— RAW DATA —
········
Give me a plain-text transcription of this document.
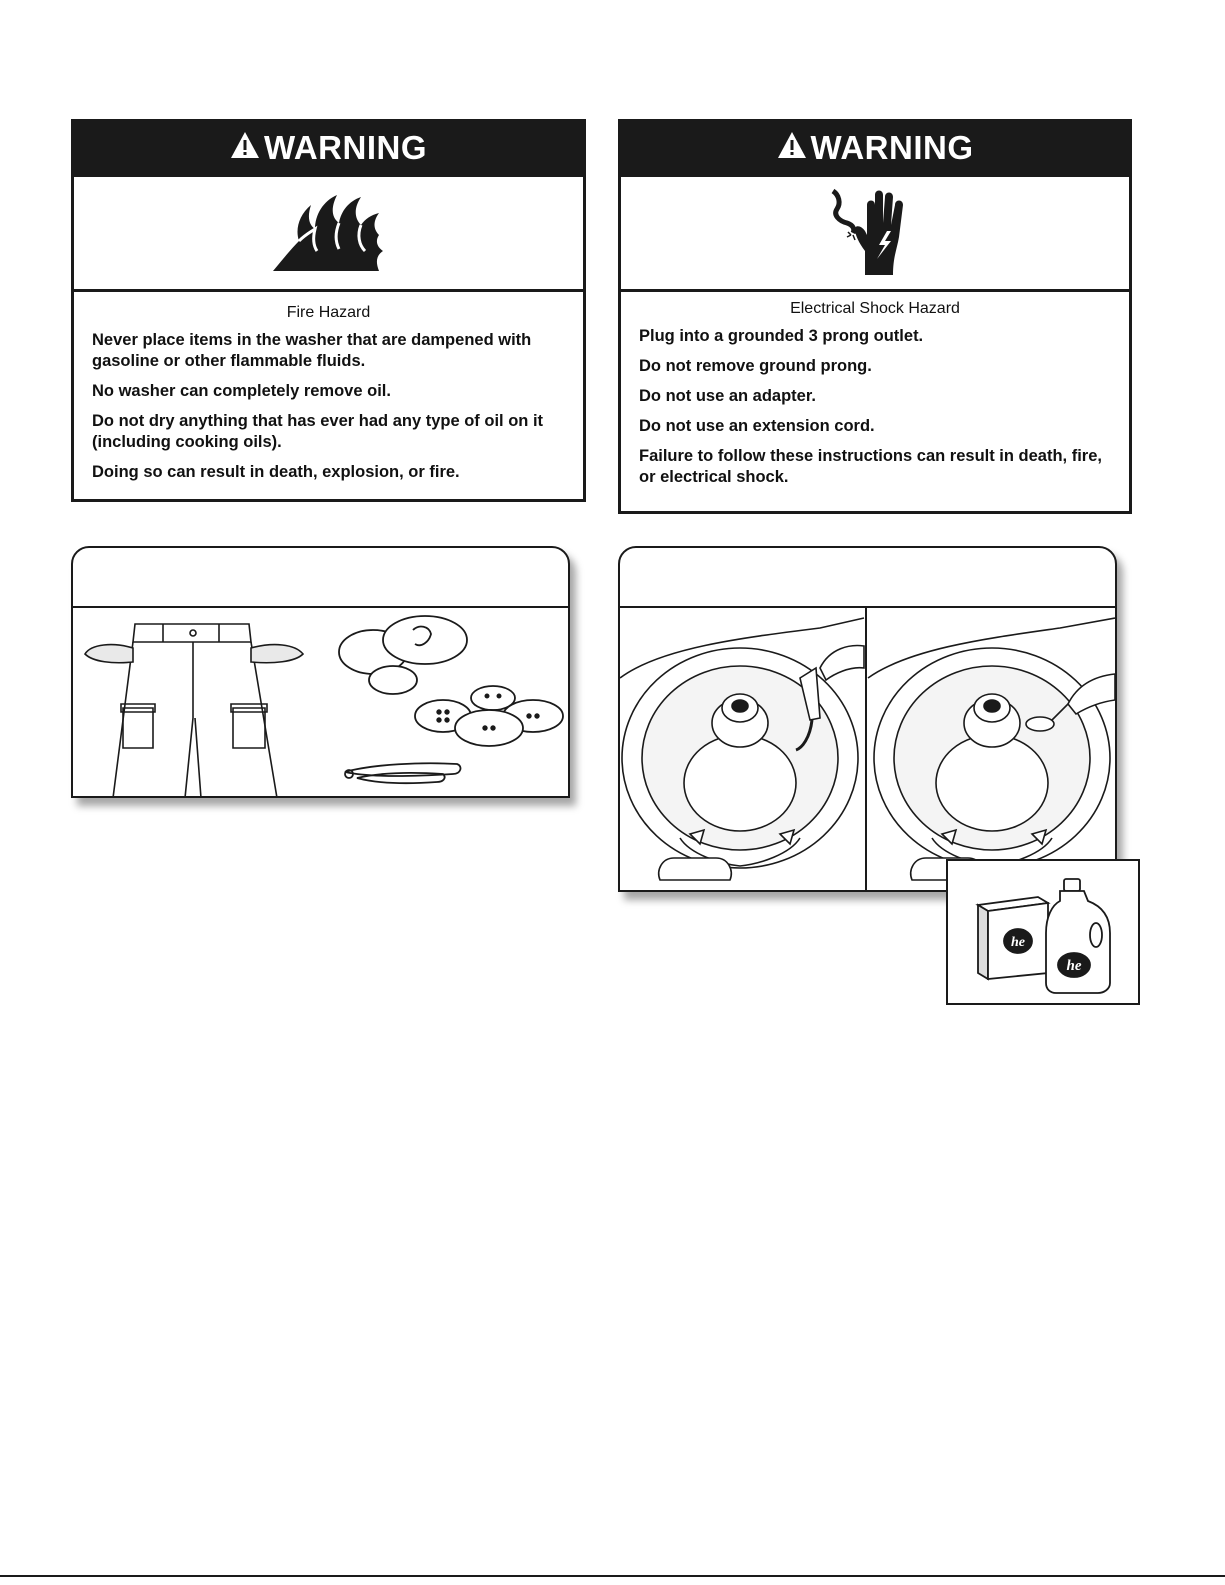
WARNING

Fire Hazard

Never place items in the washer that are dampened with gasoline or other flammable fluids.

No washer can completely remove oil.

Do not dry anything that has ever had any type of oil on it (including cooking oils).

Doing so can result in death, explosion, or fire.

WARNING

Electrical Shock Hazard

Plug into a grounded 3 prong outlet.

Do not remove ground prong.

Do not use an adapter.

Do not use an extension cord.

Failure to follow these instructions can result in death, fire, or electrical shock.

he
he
········
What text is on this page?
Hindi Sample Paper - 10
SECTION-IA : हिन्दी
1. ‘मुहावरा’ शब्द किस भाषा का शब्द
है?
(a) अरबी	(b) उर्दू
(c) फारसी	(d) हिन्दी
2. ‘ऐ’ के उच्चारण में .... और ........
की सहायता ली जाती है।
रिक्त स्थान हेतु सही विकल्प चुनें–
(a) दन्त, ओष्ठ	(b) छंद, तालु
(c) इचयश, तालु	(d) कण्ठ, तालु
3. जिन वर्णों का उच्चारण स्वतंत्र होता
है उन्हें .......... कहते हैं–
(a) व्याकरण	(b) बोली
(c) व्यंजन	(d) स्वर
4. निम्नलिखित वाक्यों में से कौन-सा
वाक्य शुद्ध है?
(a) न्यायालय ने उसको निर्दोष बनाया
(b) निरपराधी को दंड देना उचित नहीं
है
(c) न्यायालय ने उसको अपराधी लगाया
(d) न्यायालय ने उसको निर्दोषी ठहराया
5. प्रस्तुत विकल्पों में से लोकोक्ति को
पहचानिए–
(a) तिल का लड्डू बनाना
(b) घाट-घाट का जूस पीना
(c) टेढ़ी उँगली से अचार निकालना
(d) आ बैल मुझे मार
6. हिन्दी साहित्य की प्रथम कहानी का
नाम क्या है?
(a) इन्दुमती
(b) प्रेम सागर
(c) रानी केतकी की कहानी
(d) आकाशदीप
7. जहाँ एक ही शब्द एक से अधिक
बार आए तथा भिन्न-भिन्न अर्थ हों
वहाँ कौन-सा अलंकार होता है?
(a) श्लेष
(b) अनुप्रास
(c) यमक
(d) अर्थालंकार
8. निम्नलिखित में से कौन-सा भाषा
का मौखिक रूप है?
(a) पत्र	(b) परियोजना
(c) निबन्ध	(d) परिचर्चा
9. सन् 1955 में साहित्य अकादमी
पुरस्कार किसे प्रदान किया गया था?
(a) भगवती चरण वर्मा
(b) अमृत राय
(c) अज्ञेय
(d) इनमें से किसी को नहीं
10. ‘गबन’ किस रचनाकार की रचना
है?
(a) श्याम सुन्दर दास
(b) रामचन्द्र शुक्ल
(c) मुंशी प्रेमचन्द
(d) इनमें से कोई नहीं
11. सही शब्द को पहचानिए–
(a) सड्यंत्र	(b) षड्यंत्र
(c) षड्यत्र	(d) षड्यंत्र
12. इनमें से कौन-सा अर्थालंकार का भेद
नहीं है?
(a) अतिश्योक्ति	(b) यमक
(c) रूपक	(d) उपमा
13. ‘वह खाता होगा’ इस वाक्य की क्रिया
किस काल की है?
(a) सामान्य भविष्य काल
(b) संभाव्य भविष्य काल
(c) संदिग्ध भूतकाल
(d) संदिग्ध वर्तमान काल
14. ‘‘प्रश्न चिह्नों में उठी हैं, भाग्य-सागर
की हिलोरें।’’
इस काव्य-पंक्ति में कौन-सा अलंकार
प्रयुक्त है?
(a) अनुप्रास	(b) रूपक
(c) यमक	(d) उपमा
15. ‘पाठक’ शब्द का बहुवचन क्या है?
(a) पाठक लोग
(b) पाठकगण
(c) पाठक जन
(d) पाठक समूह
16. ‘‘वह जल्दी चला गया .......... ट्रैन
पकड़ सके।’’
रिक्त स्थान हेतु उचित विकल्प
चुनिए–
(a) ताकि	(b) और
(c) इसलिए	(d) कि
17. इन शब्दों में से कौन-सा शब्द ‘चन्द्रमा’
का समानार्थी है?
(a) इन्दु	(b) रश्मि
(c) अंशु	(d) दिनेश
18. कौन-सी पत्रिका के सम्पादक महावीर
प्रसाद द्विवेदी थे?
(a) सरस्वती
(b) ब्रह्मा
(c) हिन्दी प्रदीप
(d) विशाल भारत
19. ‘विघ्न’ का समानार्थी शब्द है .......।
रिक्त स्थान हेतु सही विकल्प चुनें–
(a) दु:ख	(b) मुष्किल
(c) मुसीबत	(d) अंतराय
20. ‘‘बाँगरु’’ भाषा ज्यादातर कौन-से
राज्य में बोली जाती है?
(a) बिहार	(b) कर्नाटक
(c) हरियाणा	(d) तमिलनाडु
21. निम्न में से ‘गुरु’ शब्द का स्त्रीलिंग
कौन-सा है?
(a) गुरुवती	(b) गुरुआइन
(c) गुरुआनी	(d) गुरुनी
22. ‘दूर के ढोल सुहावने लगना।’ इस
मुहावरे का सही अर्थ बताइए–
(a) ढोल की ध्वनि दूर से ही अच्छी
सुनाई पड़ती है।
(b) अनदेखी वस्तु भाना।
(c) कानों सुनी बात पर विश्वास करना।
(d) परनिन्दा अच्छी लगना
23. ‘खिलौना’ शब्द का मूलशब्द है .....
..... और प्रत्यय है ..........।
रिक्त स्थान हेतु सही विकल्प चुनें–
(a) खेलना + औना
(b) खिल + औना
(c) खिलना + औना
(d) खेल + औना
········
— AIM —
Scan the data above; copy every line where "prong" appears.

— EXPECTED ANSWER —
Plug into a grounded 3 prong outlet.
Do not remove ground prong.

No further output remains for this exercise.